**Stated problem**
Identify each line in the records below that contains the word "gmail", and copy it.

(Stored data entries)
╔══

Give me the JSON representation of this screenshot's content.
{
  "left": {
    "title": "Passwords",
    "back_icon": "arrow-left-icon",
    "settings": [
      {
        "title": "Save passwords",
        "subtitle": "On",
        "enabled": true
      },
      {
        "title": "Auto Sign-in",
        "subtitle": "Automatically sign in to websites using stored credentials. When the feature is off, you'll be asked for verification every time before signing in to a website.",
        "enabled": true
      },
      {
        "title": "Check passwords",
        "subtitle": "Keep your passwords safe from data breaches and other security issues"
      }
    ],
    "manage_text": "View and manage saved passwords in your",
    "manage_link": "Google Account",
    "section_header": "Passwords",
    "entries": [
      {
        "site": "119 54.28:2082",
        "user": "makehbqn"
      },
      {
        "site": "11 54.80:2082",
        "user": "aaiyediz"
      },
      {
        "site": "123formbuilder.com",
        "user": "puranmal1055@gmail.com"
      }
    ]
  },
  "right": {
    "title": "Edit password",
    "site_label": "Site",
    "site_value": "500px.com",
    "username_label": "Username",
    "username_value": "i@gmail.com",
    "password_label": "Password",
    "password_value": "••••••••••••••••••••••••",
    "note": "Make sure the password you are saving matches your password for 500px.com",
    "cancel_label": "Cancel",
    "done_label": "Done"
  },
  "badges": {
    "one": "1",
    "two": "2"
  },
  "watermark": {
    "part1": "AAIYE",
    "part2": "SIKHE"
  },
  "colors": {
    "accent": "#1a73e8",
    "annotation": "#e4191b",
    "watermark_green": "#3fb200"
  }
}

╚══

**The result**
        "user": "puranmal1055@gmail.com"
    "username_value": "i@gmail.com",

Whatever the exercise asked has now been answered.